→ **Directions**
Below are entries. Pull out all lines containing "admissions".
#### Data for processing ####
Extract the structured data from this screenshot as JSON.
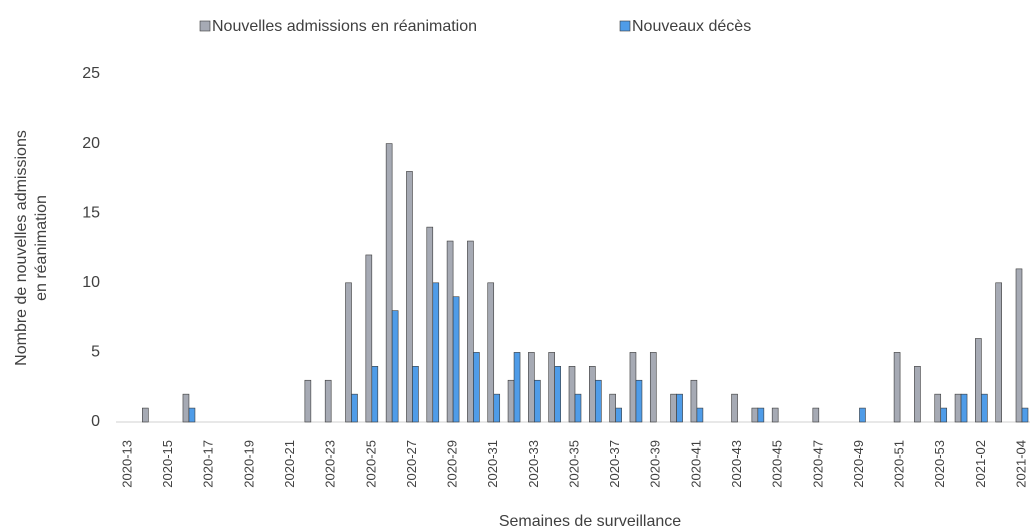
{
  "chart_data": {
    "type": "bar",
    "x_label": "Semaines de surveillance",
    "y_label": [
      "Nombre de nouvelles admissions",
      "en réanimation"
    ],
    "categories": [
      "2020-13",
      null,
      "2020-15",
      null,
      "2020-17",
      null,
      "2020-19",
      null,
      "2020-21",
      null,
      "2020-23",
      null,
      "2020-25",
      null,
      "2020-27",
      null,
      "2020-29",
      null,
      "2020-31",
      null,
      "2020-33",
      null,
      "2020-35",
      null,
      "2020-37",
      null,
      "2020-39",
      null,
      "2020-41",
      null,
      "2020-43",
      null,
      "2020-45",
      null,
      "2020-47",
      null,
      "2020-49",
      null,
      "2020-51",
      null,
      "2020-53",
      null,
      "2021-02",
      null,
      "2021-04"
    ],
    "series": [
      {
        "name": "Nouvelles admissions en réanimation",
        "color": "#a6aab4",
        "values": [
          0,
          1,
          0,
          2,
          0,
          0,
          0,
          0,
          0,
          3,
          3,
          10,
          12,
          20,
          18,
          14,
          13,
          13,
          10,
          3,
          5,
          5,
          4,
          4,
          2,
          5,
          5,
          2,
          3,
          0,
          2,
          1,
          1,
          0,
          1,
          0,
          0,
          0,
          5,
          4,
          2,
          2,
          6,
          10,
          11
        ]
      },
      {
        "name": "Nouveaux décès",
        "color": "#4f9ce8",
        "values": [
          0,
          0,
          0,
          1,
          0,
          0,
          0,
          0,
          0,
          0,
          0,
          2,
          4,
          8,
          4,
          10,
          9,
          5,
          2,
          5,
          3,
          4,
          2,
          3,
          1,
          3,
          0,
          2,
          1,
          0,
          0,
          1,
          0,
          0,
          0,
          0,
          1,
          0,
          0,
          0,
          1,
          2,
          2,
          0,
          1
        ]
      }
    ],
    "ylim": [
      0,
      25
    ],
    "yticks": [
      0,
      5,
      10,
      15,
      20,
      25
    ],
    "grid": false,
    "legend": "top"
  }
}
####
→ **Reply**
      "Nombre de nouvelles admissions",
        "name": "Nouvelles admissions en réanimation",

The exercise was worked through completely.